## EXERCISE DETAILS
Images are not part of the copy; transcribe all the data exactly.
----- DATA PROVIDED -----
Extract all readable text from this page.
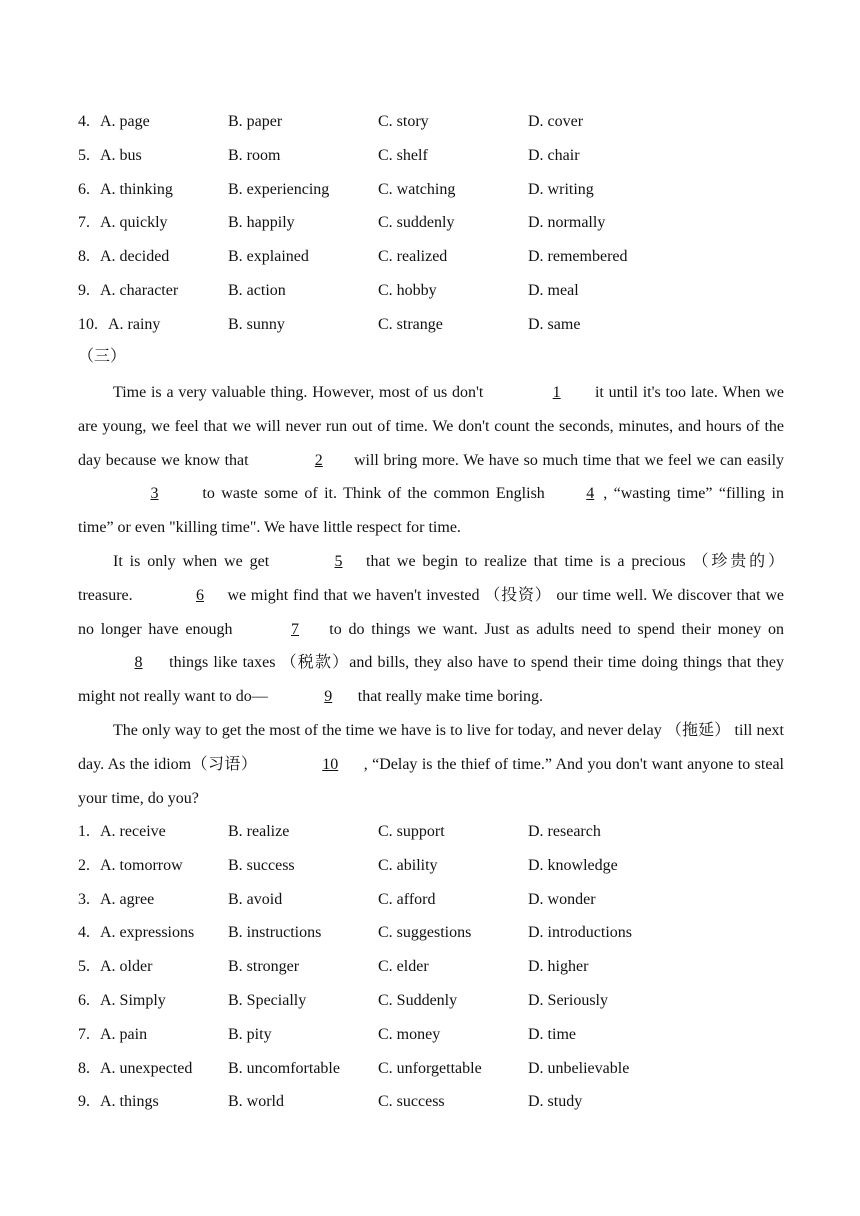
4. A. page	B. paper	C. story	D. cover
5. A. bus	B. room	C. shelf	D. chair
6. A. thinking	B. experiencing	C. watching	D. writing
7. A. quickly	B. happily	C. suddenly	D. normally
8. A. decided	B. explained	C. realized	D. remembered
9. A. character	B. action	C. hobby	D. meal
10. A. rainy	B. sunny	C. strange	D. same
（三）

Time is a very valuable thing. However, most of us don't	1 it until it's too late. When we are young, we feel that we will never run out of time. We don't count the seconds, minutes, and hours of the day because we know that	2 will bring more. We have so much time that we feel we can easily3 to waste some of it. Think of the common English 4 , “wasting time” “filling in time” or even "killing time". We have little respect for time.

It is only when we get	5 that we begin to realize that time is a precious （珍贵的） treasure.	6 we might find that we haven't invested （投资） our time well. We discover that we no longer have enough	7 to do things we want. Just as adults need to spend their money on 8 things like taxes （税款）and bills, they also have to spend their time doing things that they might not really want to do—	9 that really make time boring.

The only way to get the most of the time we have is to live for today, and never delay （拖延） till next day. As the idiom（习语）	10 , “Delay is the thief of time.” And you don't want anyone to steal your time, do you?

1. A. receive	B. realize	C. support	D. research
2. A. tomorrow	B. success	C. ability	D. knowledge
3. A. agree	B. avoid	C. afford	D. wonder
4. A. expressions B. instructions	C. suggestions	D. introductions
5. A. older	B. stronger	C. elder	D. higher
6. A. Simply	B. Specially	C. Suddenly	D. Seriously
7. A. pain	B. pity	C. money	D. time
8. A. unexpected B. uncomfortable C. unforgettable	D. unbelievable
9. A. things	B. world	C. success	D. study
-----
## RESULT BELOW
Extract all readable text from this page.
4. A. page	B. paper	C. story	D. cover
5. A. bus	B. room	C. shelf	D. chair
6. A. thinking	B. experiencing	C. watching	D. writing
7. A. quickly	B. happily	C. suddenly	D. normally
8. A. decided	B. explained	C. realized	D. remembered
9. A. character	B. action	C. hobby	D. meal
10. A. rainy	B. sunny	C. strange	D. same
（三）

Time is a very valuable thing. However, most of us don't	1 it until it's too late. When we are young, we feel that we will never run out of time. We don't count the seconds, minutes, and hours of the day because we know that	2 will bring more. We have so much time that we feel we can easily3 to waste some of it. Think of the common English 4 , “wasting time” “filling in time” or even "killing time". We have little respect for time.

It is only when we get	5 that we begin to realize that time is a precious （珍贵的） treasure.	6 we might find that we haven't invested （投资） our time well. We discover that we no longer have enough	7 to do things we want. Just as adults need to spend their money on 8 things like taxes （税款）and bills, they also have to spend their time doing things that they might not really want to do—	9 that really make time boring.

The only way to get the most of the time we have is to live for today, and never delay （拖延） till next day. As the idiom（习语）	10 , “Delay is the thief of time.” And you don't want anyone to steal your time, do you?

1. A. receive	B. realize	C. support	D. research
2. A. tomorrow	B. success	C. ability	D. knowledge
3. A. agree	B. avoid	C. afford	D. wonder
4. A. expressions B. instructions	C. suggestions	D. introductions
5. A. older	B. stronger	C. elder	D. higher
6. A. Simply	B. Specially	C. Suddenly	D. Seriously
7. A. pain	B. pity	C. money	D. time
8. A. unexpected B. uncomfortable C. unforgettable	D. unbelievable
9. A. things	B. world	C. success	D. study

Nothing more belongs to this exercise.